Exercise description: Locate the string "متهم" throughout the material and copy every line in which it occurs.

-- Start Given records --

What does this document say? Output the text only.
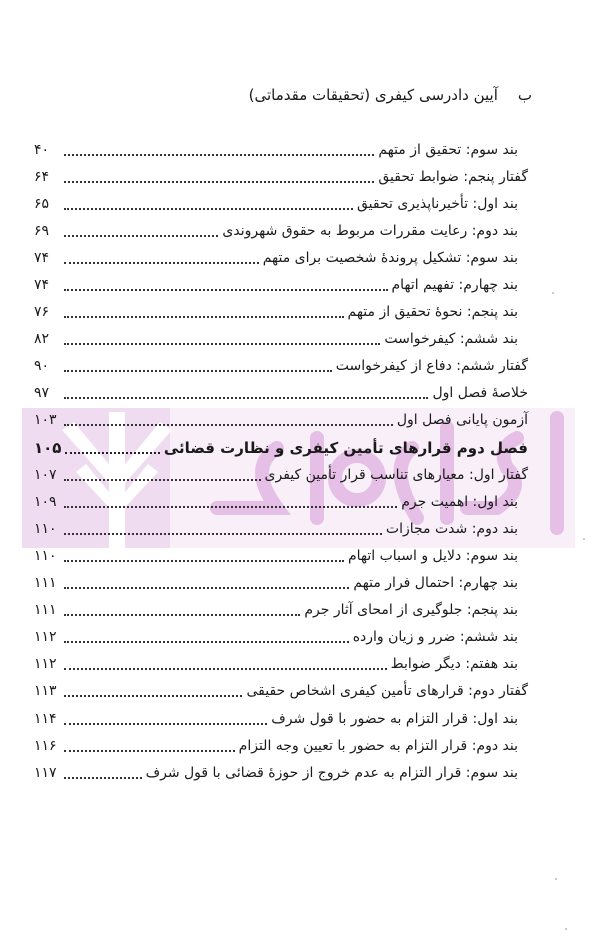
ب
آیین دادرسی کیفری (تحقیقات مقدماتی)
بند سوم: تحقیق از متهم
۴۰
گفتار پنجم: ضوابط تحقیق
۶۴
بند اول: تأخیرناپذیری تحقیق
۶۵
بند دوم: رعایت مقررات مربوط به حقوق شهروندی
۶۹
بند سوم: تشکیل پروندهٔ شخصیت برای متهم
۷۴
بند چهارم: تفهیم اتهام
۷۴
بند پنجم: نحوهٔ تحقیق از متهم
۷۶
بند ششم: کیفرخواست
۸۲
گفتار ششم: دفاع از کیفرخواست
۹۰
خلاصهٔ فصل اول
۹۷
آزمون پایانی فصل اول
۱۰۳
فصل دوم قرارهای تأمین کیفری و نظارت قضائی
۱۰۵
گفتار اول: معیارهای تناسب قرار تأمین کیفری
۱۰۷
بند اول: اهمیت جرم
۱۰۹
بند دوم: شدت مجازات
۱۱۰
بند سوم: دلایل و اسباب اتهام
۱۱۰
بند چهارم: احتمال فرار متهم
۱۱۱
بند پنجم: جلوگیری از امحای آثار جرم
۱۱۱
بند ششم: ضرر و زیان وارده
۱۱۲
بند هفتم: دیگر ضوابط
۱۱۲
گفتار دوم: قرارهای تأمین کیفری اشخاص حقیقی
۱۱۳
بند اول: قرار التزام به حضور با قول شرف
۱۱۴
بند دوم: قرار التزام به حضور با تعیین وجه التزام
۱۱۶
بند سوم: قرار التزام به عدم خروج از حوزهٔ قضائی با قول شرف
۱۱۷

-- End Given records --

Task solution:
بند سوم: تحقیق از متهم
بند سوم: تشکیل پروندهٔ شخصیت برای متهم
بند پنجم: نحوهٔ تحقیق از متهم
بند چهارم: احتمال فرار متهم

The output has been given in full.